**Stored data:**
# # #

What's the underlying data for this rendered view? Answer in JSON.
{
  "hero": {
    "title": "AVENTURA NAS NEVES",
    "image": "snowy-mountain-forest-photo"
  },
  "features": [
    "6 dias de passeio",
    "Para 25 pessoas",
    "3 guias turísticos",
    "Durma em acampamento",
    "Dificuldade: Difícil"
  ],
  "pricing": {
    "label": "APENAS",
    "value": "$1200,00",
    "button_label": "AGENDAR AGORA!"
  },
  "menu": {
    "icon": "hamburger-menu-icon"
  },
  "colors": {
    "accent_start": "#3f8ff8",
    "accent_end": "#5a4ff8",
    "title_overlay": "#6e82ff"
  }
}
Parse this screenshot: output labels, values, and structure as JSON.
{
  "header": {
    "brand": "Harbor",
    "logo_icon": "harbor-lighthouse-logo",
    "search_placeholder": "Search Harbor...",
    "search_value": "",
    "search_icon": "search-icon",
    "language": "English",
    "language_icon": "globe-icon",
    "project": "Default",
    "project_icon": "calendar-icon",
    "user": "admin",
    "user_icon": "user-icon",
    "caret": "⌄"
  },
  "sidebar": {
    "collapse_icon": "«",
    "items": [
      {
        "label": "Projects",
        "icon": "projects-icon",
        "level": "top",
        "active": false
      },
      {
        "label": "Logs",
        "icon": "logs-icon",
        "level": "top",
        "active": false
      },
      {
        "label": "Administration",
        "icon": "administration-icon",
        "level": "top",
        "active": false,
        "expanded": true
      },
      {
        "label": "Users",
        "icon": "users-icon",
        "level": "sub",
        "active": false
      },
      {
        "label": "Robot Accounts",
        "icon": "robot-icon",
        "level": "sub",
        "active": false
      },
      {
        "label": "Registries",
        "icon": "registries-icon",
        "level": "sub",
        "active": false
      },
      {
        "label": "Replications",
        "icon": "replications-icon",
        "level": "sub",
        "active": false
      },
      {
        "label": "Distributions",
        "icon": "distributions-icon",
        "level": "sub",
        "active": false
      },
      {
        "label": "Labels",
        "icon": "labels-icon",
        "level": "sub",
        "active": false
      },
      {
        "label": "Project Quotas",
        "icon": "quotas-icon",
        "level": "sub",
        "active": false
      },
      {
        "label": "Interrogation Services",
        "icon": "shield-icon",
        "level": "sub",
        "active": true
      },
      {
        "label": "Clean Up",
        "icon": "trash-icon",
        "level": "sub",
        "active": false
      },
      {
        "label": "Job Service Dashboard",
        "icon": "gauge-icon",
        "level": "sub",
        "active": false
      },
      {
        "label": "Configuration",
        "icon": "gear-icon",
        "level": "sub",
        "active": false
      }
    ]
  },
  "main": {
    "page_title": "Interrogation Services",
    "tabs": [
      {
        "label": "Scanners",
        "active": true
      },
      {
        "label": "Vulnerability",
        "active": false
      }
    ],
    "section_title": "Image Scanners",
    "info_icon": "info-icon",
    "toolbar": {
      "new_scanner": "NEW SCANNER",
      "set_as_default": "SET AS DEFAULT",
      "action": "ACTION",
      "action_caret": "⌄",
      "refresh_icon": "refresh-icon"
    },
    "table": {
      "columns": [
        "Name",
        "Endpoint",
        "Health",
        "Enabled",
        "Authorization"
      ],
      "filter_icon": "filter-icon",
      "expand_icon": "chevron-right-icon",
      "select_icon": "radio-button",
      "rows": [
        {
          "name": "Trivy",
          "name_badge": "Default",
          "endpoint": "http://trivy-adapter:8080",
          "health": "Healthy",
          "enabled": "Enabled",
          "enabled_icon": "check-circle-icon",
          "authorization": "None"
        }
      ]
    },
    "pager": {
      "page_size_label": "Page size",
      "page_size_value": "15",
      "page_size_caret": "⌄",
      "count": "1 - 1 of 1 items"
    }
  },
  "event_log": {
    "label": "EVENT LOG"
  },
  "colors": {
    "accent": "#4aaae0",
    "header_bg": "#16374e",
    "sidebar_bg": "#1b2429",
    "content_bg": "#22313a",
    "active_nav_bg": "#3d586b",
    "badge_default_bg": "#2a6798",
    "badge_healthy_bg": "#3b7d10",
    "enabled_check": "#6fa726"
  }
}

# # #

**STATED TASK:** Return all of the data word for word.

**RESPONSE BELOW:**
What's the underlying data for this rendered view? Answer in JSON.
{
  "hero": {
    "title": "AVENTURA NAS NEVES",
    "image": "snowy-mountain-forest-photo"
  },
  "features": [
    "6 dias de passeio",
    "Para 25 pessoas",
    "3 guias turísticos",
    "Durma em acampamento",
    "Dificuldade: Difícil"
  ],
  "pricing": {
    "label": "APENAS",
    "value": "$1200,00",
    "button_label": "AGENDAR AGORA!"
  },
  "menu": {
    "icon": "hamburger-menu-icon"
  },
  "colors": {
    "accent_start": "#3f8ff8",
    "accent_end": "#5a4ff8",
    "title_overlay": "#6e82ff"
  }
}
Parse this screenshot: output labels, values, and structure as JSON.
{
  "header": {
    "brand": "Harbor",
    "logo_icon": "harbor-lighthouse-logo",
    "search_placeholder": "Search Harbor...",
    "search_value": "",
    "search_icon": "search-icon",
    "language": "English",
    "language_icon": "globe-icon",
    "project": "Default",
    "project_icon": "calendar-icon",
    "user": "admin",
    "user_icon": "user-icon",
    "caret": "⌄"
  },
  "sidebar": {
    "collapse_icon": "«",
    "items": [
      {
        "label": "Projects",
        "icon": "projects-icon",
        "level": "top",
        "active": false
      },
      {
        "label": "Logs",
        "icon": "logs-icon",
        "level": "top",
        "active": false
      },
      {
        "label": "Administration",
        "icon": "administration-icon",
        "level": "top",
        "active": false,
        "expanded": true
      },
      {
        "label": "Users",
        "icon": "users-icon",
        "level": "sub",
        "active": false
      },
      {
        "label": "Robot Accounts",
        "icon": "robot-icon",
        "level": "sub",
        "active": false
      },
      {
        "label": "Registries",
        "icon": "registries-icon",
        "level": "sub",
        "active": false
      },
      {
        "label": "Replications",
        "icon": "replications-icon",
        "level": "sub",
        "active": false
      },
      {
        "label": "Distributions",
        "icon": "distributions-icon",
        "level": "sub",
        "active": false
      },
      {
        "label": "Labels",
        "icon": "labels-icon",
        "level": "sub",
        "active": false
      },
      {
        "label": "Project Quotas",
        "icon": "quotas-icon",
        "level": "sub",
        "active": false
      },
      {
        "label": "Interrogation Services",
        "icon": "shield-icon",
        "level": "sub",
        "active": true
      },
      {
        "label": "Clean Up",
        "icon": "trash-icon",
        "level": "sub",
        "active": false
      },
      {
        "label": "Job Service Dashboard",
        "icon": "gauge-icon",
        "level": "sub",
        "active": false
      },
      {
        "label": "Configuration",
        "icon": "gear-icon",
        "level": "sub",
        "active": false
      }
    ]
  },
  "main": {
    "page_title": "Interrogation Services",
    "tabs": [
      {
        "label": "Scanners",
        "active": true
      },
      {
        "label": "Vulnerability",
        "active": false
      }
    ],
    "section_title": "Image Scanners",
    "info_icon": "info-icon",
    "toolbar": {
      "new_scanner": "NEW SCANNER",
      "set_as_default": "SET AS DEFAULT",
      "action": "ACTION",
      "action_caret": "⌄",
      "refresh_icon": "refresh-icon"
    },
    "table": {
      "columns": [
        "Name",
        "Endpoint",
        "Health",
        "Enabled",
        "Authorization"
      ],
      "filter_icon": "filter-icon",
      "expand_icon": "chevron-right-icon",
      "select_icon": "radio-button",
      "rows": [
        {
          "name": "Trivy",
          "name_badge": "Default",
          "endpoint": "http://trivy-adapter:8080",
          "health": "Healthy",
          "enabled": "Enabled",
          "enabled_icon": "check-circle-icon",
          "authorization": "None"
        }
      ]
    },
    "pager": {
      "page_size_label": "Page size",
      "page_size_value": "15",
      "page_size_caret": "⌄",
      "count": "1 - 1 of 1 items"
    }
  },
  "event_log": {
    "label": "EVENT LOG"
  },
  "colors": {
    "accent": "#4aaae0",
    "header_bg": "#16374e",
    "sidebar_bg": "#1b2429",
    "content_bg": "#22313a",
    "active_nav_bg": "#3d586b",
    "badge_default_bg": "#2a6798",
    "badge_healthy_bg": "#3b7d10",
    "enabled_check": "#6fa726"
  }
}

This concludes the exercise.